- _WRITTEN INSTRUCTION_
Print the listing in its entirety and exactly, leaving out images.

(Collected data)

▼

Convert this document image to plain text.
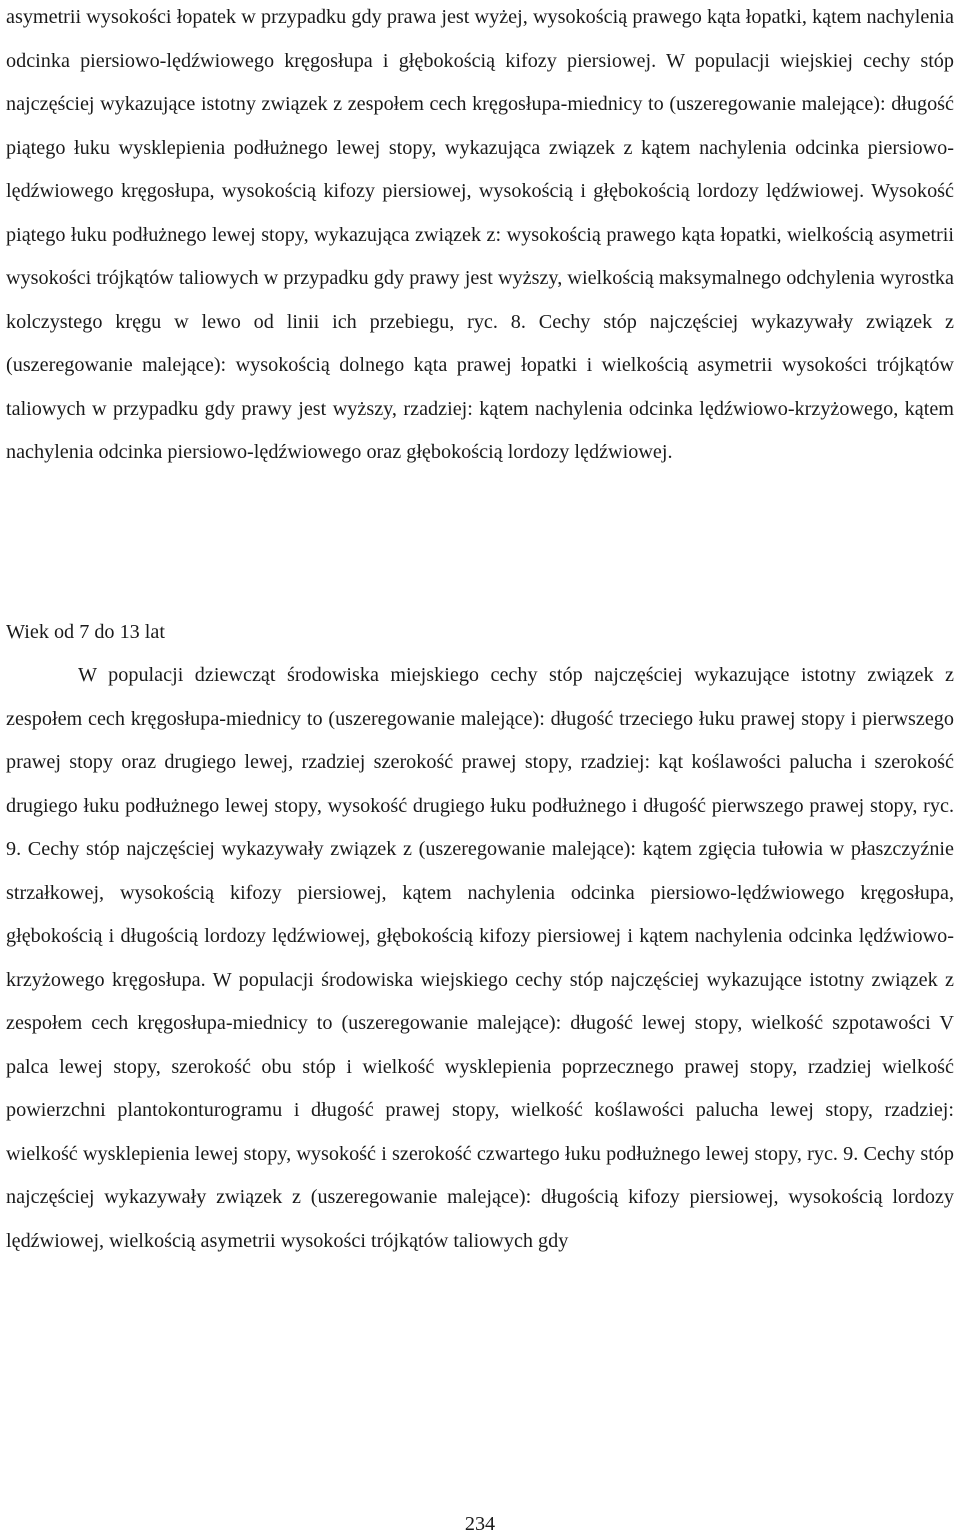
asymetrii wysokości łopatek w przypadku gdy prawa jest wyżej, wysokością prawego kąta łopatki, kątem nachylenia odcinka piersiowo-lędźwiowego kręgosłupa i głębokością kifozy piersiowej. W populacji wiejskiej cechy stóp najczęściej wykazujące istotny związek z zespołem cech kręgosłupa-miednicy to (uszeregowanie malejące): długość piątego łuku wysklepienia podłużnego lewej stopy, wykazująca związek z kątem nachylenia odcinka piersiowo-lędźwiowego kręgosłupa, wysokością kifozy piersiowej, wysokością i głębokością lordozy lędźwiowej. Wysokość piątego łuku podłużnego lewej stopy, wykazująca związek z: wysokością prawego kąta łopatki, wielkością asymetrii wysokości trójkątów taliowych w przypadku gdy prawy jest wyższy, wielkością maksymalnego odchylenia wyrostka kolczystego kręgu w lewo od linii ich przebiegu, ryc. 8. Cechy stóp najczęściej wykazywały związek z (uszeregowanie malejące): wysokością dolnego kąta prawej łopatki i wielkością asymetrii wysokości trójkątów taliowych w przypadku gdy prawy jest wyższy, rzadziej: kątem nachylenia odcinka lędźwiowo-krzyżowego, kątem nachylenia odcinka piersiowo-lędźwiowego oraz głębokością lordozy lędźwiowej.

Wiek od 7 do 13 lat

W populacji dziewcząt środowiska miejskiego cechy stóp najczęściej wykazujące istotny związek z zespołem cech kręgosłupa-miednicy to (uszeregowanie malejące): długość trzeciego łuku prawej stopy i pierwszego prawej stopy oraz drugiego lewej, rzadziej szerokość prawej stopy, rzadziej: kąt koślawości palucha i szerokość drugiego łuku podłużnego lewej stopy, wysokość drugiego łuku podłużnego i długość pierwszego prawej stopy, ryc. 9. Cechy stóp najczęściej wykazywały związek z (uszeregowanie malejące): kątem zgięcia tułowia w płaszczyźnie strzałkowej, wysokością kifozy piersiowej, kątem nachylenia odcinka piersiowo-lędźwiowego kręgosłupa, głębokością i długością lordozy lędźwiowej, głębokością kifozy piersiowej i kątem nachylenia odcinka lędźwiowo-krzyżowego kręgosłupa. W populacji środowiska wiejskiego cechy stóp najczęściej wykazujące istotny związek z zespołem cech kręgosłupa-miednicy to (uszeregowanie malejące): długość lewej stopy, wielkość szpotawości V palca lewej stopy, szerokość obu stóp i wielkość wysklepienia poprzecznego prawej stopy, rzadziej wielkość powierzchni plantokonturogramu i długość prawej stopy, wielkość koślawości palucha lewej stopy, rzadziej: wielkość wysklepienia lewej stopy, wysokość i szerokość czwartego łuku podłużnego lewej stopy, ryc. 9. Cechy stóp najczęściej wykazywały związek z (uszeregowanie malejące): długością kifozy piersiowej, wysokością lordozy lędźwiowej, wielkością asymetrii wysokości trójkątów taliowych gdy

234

▲

- _TASK RESPONSE_
Convert this document image to plain text.
asymetrii wysokości łopatek w przypadku gdy prawa jest wyżej, wysokością prawego kąta łopatki, kątem nachylenia odcinka piersiowo-lędźwiowego kręgosłupa i głębokością kifozy piersiowej. W populacji wiejskiej cechy stóp najczęściej wykazujące istotny związek z zespołem cech kręgosłupa-miednicy to (uszeregowanie malejące): długość piątego łuku wysklepienia podłużnego lewej stopy, wykazująca związek z kątem nachylenia odcinka piersiowo-lędźwiowego kręgosłupa, wysokością kifozy piersiowej, wysokością i głębokością lordozy lędźwiowej. Wysokość piątego łuku podłużnego lewej stopy, wykazująca związek z: wysokością prawego kąta łopatki, wielkością asymetrii wysokości trójkątów taliowych w przypadku gdy prawy jest wyższy, wielkością maksymalnego odchylenia wyrostka kolczystego kręgu w lewo od linii ich przebiegu, ryc. 8. Cechy stóp najczęściej wykazywały związek z (uszeregowanie malejące): wysokością dolnego kąta prawej łopatki i wielkością asymetrii wysokości trójkątów taliowych w przypadku gdy prawy jest wyższy, rzadziej: kątem nachylenia odcinka lędźwiowo-krzyżowego, kątem nachylenia odcinka piersiowo-lędźwiowego oraz głębokością lordozy lędźwiowej.

Wiek od 7 do 13 lat

W populacji dziewcząt środowiska miejskiego cechy stóp najczęściej wykazujące istotny związek z zespołem cech kręgosłupa-miednicy to (uszeregowanie malejące): długość trzeciego łuku prawej stopy i pierwszego prawej stopy oraz drugiego lewej, rzadziej szerokość prawej stopy, rzadziej: kąt koślawości palucha i szerokość drugiego łuku podłużnego lewej stopy, wysokość drugiego łuku podłużnego i długość pierwszego prawej stopy, ryc. 9. Cechy stóp najczęściej wykazywały związek z (uszeregowanie malejące): kątem zgięcia tułowia w płaszczyźnie strzałkowej, wysokością kifozy piersiowej, kątem nachylenia odcinka piersiowo-lędźwiowego kręgosłupa, głębokością i długością lordozy lędźwiowej, głębokością kifozy piersiowej i kątem nachylenia odcinka lędźwiowo-krzyżowego kręgosłupa. W populacji środowiska wiejskiego cechy stóp najczęściej wykazujące istotny związek z zespołem cech kręgosłupa-miednicy to (uszeregowanie malejące): długość lewej stopy, wielkość szpotawości V palca lewej stopy, szerokość obu stóp i wielkość wysklepienia poprzecznego prawej stopy, rzadziej wielkość powierzchni plantokonturogramu i długość prawej stopy, wielkość koślawości palucha lewej stopy, rzadziej: wielkość wysklepienia lewej stopy, wysokość i szerokość czwartego łuku podłużnego lewej stopy, ryc. 9. Cechy stóp najczęściej wykazywały związek z (uszeregowanie malejące): długością kifozy piersiowej, wysokością lordozy lędźwiowej, wielkością asymetrii wysokości trójkątów taliowych gdy

234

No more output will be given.